Directions:
Write out the data below in full. Keep it exact.

Data items
================================

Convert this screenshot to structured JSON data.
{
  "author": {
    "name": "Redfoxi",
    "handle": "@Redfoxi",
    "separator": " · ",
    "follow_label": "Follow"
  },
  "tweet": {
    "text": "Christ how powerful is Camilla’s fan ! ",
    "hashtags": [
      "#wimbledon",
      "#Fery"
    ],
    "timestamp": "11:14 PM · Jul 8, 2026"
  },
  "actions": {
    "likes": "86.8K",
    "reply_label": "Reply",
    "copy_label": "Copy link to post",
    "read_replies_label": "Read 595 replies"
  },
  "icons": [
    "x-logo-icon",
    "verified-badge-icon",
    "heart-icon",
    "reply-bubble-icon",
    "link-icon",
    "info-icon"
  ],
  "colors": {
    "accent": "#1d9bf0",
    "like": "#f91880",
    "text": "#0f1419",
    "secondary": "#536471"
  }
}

================================

Answer to this task:
Convert this screenshot to structured JSON data.
{
  "author": {
    "name": "Redfoxi",
    "handle": "@Redfoxi",
    "separator": " · ",
    "follow_label": "Follow"
  },
  "tweet": {
    "text": "Christ how powerful is Camilla’s fan ! ",
    "hashtags": [
      "#wimbledon",
      "#Fery"
    ],
    "timestamp": "11:14 PM · Jul 8, 2026"
  },
  "actions": {
    "likes": "86.8K",
    "reply_label": "Reply",
    "copy_label": "Copy link to post",
    "read_replies_label": "Read 595 replies"
  },
  "icons": [
    "x-logo-icon",
    "verified-badge-icon",
    "heart-icon",
    "reply-bubble-icon",
    "link-icon",
    "info-icon"
  ],
  "colors": {
    "accent": "#1d9bf0",
    "like": "#f91880",
    "text": "#0f1419",
    "secondary": "#536471"
  }
}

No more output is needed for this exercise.